● Exercise instructions: The records below must be transcribed exactly. Do not include the pictures.

─── Records shown ───

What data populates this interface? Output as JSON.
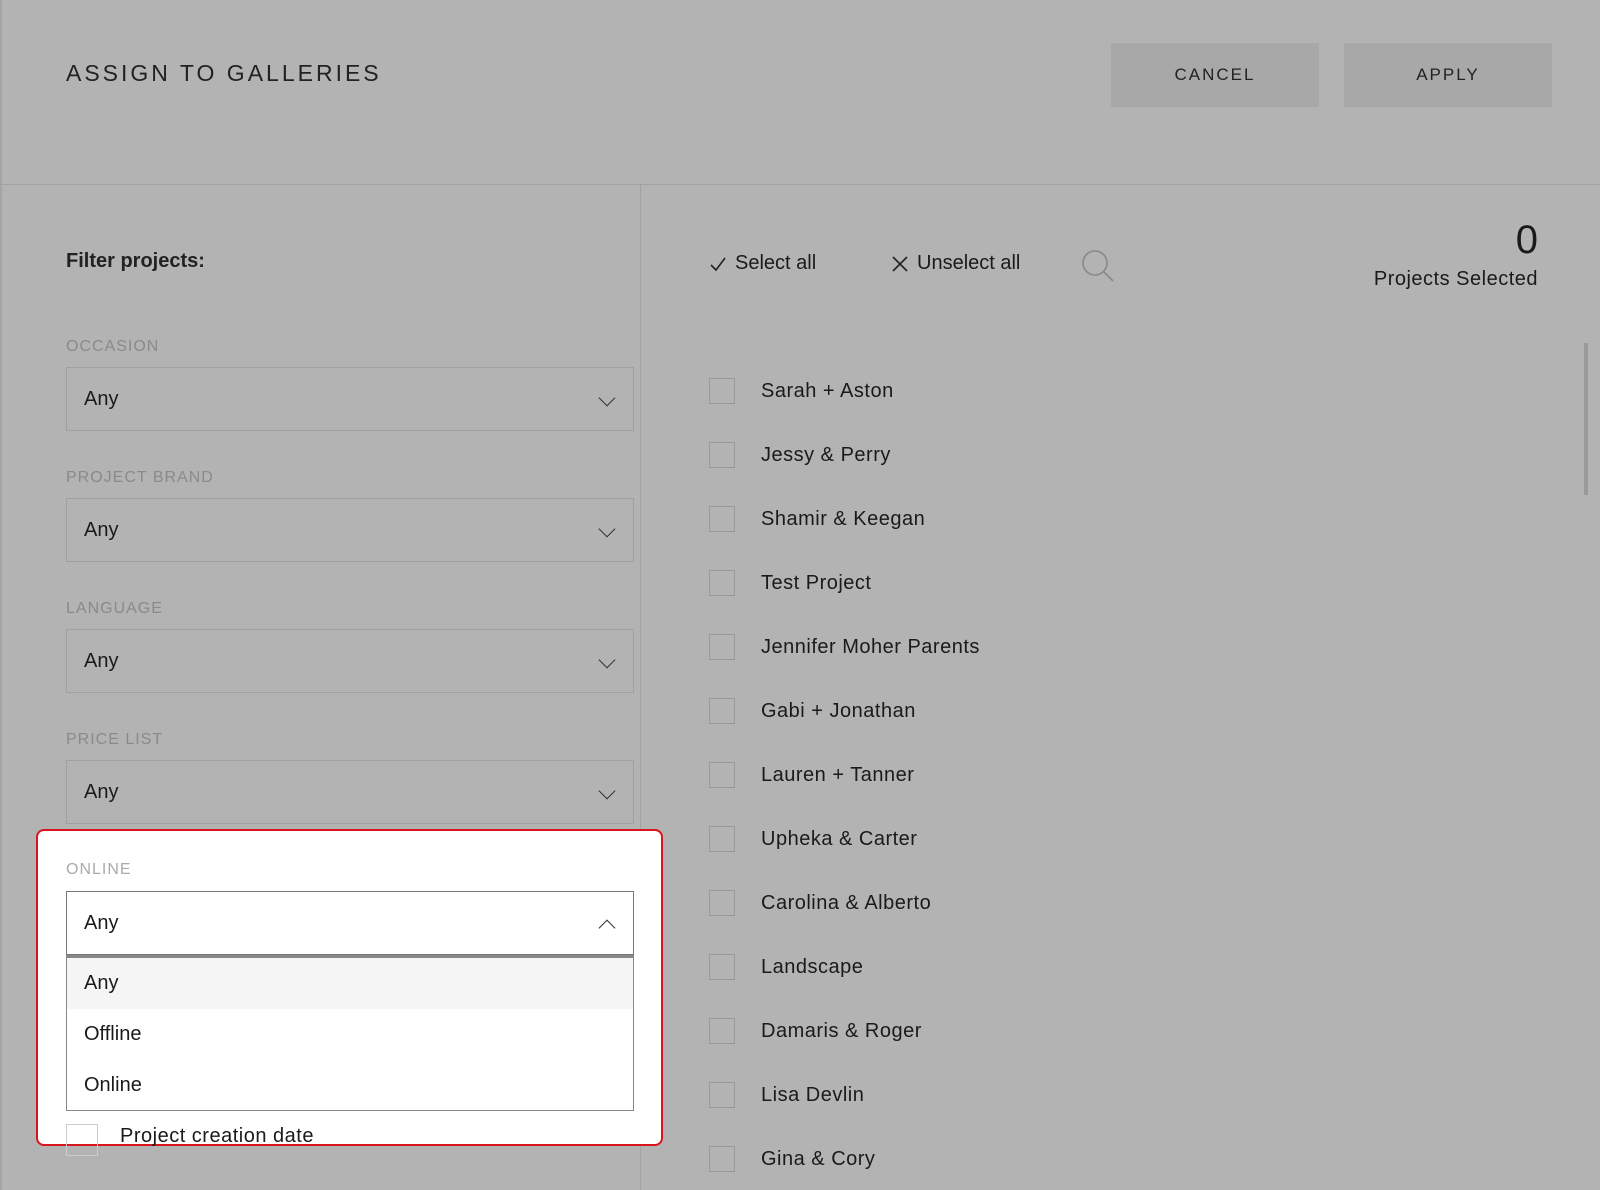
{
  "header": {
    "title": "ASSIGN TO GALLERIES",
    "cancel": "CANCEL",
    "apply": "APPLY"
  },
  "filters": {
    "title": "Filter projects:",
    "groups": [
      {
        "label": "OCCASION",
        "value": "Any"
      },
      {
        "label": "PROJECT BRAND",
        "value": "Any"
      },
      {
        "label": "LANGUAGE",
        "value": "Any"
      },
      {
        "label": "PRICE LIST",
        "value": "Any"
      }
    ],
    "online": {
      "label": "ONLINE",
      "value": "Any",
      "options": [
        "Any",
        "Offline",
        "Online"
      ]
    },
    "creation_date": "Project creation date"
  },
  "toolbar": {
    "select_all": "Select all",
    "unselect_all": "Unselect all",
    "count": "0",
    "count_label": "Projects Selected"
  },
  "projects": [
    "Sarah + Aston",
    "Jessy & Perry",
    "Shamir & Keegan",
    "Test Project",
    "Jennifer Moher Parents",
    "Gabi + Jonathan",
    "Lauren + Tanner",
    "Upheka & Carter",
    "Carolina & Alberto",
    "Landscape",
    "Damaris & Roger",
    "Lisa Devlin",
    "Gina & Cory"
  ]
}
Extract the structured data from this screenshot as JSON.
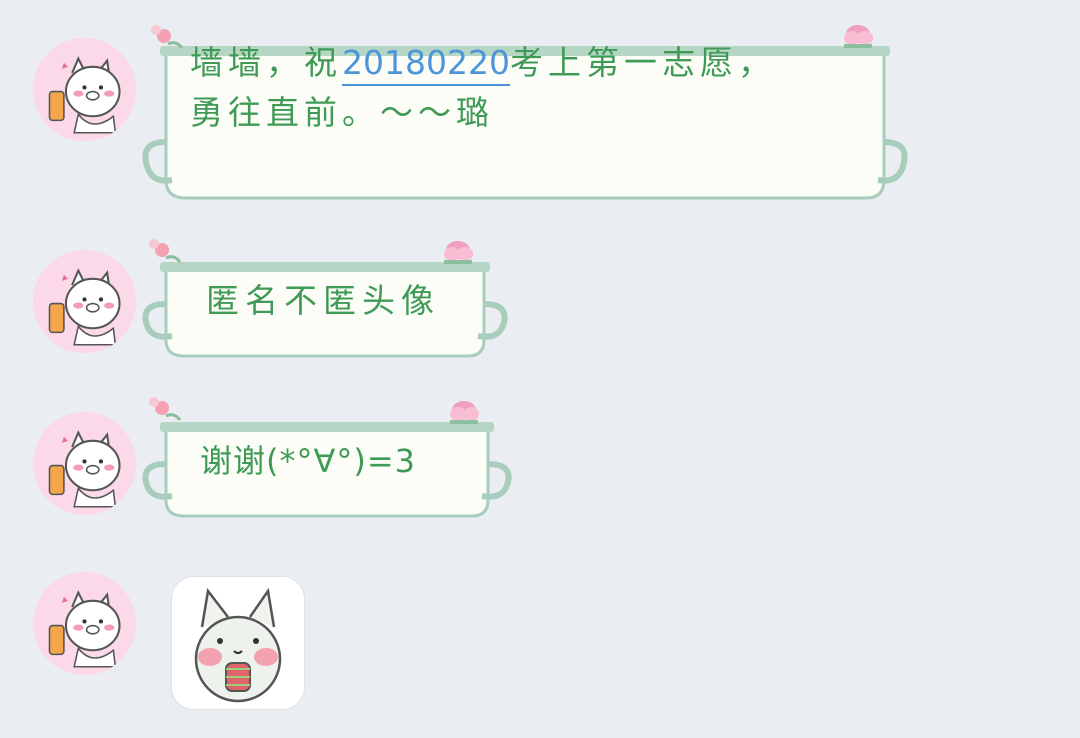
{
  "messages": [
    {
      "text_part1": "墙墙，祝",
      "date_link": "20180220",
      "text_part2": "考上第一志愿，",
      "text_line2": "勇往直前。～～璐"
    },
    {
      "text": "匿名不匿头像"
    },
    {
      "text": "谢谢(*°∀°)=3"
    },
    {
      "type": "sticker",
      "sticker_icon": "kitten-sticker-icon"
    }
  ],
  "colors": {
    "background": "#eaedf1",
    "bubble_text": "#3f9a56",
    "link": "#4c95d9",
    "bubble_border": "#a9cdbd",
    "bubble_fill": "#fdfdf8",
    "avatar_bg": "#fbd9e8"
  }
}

───

● Written reply:
What data populates this interface? Output as JSON.
{
  "header": {
    "title": "ASSIGN TO GALLERIES",
    "cancel": "CANCEL",
    "apply": "APPLY"
  },
  "filters": {
    "title": "Filter projects:",
    "groups": [
      {
        "label": "OCCASION",
        "value": "Any"
      },
      {
        "label": "PROJECT BRAND",
        "value": "Any"
      },
      {
        "label": "LANGUAGE",
        "value": "Any"
      },
      {
        "label": "PRICE LIST",
        "value": "Any"
      }
    ],
    "online": {
      "label": "ONLINE",
      "value": "Any",
      "options": [
        "Any",
        "Offline",
        "Online"
      ]
    },
    "creation_date": "Project creation date"
  },
  "toolbar": {
    "select_all": "Select all",
    "unselect_all": "Unselect all",
    "count": "0",
    "count_label": "Projects Selected"
  },
  "projects": [
    "Sarah + Aston",
    "Jessy & Perry",
    "Shamir & Keegan",
    "Test Project",
    "Jennifer Moher Parents",
    "Gabi + Jonathan",
    "Lauren + Tanner",
    "Upheka & Carter",
    "Carolina & Alberto",
    "Landscape",
    "Damaris & Roger",
    "Lisa Devlin",
    "Gina & Cory"
  ]
}
Extract the structured data from this screenshot as JSON.
{
  "messages": [
    {
      "text_part1": "墙墙，祝",
      "date_link": "20180220",
      "text_part2": "考上第一志愿，",
      "text_line2": "勇往直前。～～璐"
    },
    {
      "text": "匿名不匿头像"
    },
    {
      "text": "谢谢(*°∀°)=3"
    },
    {
      "type": "sticker",
      "sticker_icon": "kitten-sticker-icon"
    }
  ],
  "colors": {
    "background": "#eaedf1",
    "bubble_text": "#3f9a56",
    "link": "#4c95d9",
    "bubble_border": "#a9cdbd",
    "bubble_fill": "#fdfdf8",
    "avatar_bg": "#fbd9e8"
  }
}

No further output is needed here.